### PROBLEM TO SOLVE
Pull out every line below that holds the word "this".

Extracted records
»»

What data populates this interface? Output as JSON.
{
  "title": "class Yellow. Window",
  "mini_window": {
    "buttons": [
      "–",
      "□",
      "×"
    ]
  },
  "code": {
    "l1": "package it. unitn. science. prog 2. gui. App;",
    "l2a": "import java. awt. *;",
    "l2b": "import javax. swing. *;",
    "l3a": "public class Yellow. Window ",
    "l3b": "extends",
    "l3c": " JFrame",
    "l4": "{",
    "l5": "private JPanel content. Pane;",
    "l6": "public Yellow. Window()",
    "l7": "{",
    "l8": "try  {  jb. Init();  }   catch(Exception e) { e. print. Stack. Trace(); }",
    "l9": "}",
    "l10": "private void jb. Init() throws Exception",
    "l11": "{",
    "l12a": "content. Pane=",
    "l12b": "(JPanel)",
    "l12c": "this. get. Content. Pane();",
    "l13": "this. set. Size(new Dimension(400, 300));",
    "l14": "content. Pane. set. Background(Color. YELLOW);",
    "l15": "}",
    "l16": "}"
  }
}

««
»»

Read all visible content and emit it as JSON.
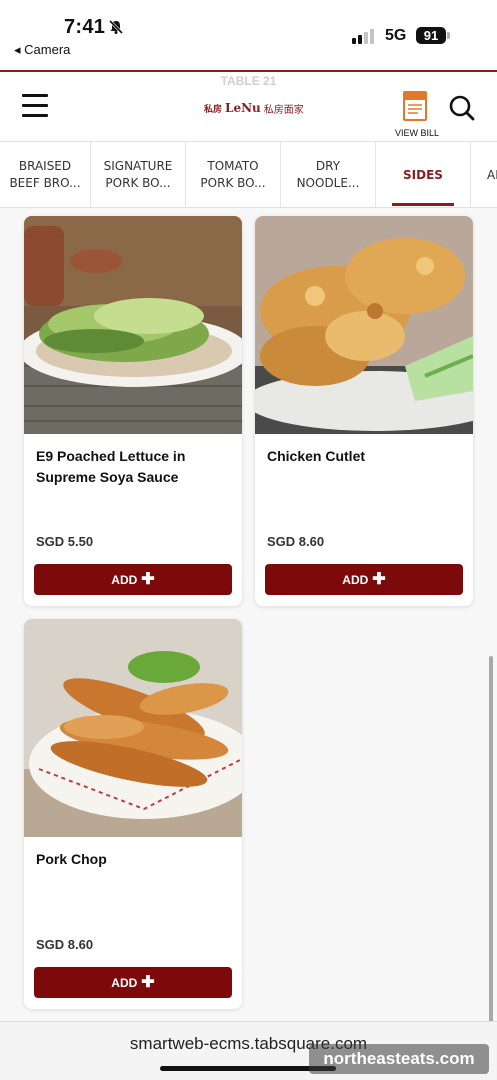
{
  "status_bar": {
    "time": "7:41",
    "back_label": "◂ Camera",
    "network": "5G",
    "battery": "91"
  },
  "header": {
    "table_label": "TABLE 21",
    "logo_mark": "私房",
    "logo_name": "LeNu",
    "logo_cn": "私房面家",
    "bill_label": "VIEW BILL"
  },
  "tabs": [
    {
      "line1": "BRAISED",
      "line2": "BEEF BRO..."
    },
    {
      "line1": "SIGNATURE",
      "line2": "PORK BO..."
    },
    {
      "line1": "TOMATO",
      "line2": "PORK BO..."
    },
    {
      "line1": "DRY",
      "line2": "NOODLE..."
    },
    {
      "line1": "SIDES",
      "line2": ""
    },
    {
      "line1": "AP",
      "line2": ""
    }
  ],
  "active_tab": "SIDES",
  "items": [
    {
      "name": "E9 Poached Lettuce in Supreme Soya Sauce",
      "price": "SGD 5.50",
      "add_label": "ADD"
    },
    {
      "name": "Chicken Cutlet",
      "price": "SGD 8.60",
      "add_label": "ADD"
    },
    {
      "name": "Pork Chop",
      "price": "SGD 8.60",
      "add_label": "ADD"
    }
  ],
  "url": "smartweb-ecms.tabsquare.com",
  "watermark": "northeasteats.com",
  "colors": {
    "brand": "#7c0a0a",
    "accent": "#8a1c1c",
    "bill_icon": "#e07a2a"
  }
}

««
»»

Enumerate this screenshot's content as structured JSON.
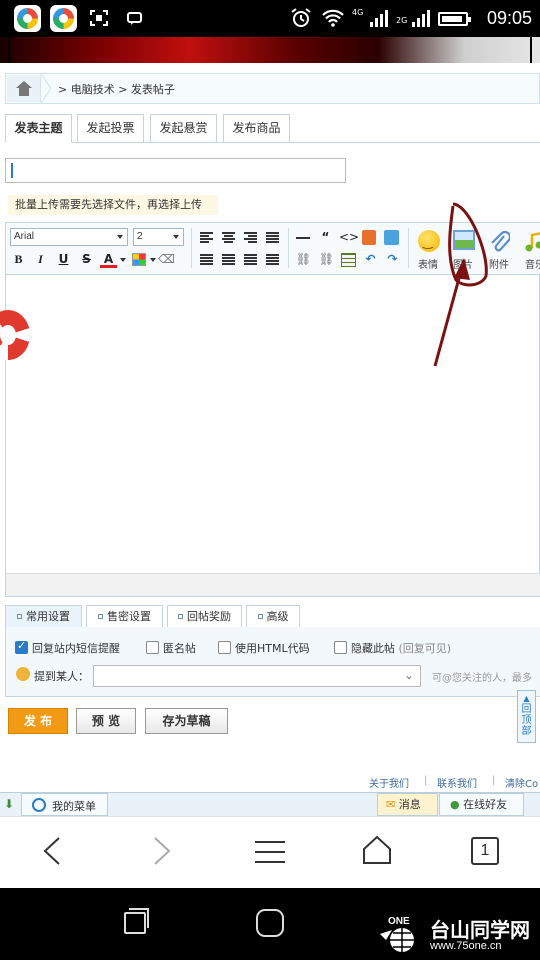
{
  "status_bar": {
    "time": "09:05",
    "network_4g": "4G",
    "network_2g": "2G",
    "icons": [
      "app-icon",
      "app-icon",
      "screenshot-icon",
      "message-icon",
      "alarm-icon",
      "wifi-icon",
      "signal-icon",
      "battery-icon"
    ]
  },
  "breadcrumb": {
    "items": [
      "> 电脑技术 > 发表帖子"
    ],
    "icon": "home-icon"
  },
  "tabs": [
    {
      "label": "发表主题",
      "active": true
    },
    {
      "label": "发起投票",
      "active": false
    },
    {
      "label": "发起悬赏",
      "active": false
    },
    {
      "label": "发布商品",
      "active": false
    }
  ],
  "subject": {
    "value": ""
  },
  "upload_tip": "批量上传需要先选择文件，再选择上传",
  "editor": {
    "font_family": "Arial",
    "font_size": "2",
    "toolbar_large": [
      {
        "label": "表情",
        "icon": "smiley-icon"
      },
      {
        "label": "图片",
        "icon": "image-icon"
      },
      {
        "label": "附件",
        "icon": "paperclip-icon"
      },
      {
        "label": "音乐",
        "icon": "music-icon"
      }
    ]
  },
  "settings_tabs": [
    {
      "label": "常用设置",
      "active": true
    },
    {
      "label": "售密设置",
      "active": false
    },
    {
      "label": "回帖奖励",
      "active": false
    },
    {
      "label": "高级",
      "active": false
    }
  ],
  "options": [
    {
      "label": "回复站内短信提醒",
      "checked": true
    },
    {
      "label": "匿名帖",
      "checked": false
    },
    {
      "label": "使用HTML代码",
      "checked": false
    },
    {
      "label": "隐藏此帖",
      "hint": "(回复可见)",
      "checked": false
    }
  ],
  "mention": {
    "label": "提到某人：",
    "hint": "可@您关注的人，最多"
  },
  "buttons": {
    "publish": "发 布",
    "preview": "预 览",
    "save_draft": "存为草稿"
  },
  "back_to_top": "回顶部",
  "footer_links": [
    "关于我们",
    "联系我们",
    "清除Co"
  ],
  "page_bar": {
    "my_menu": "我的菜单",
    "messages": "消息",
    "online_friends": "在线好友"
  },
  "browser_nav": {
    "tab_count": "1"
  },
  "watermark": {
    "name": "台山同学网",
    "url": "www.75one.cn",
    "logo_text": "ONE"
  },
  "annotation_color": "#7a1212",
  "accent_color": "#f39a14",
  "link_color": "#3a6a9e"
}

««

### WORKED ANSWER
What data populates this interface? Output as JSON.
    "l12c": "this. get. Content. Pane();",
    "l13": "this. set. Size(new Dimension(400, 300));",
Enumerate this screenshot's content as structured JSON.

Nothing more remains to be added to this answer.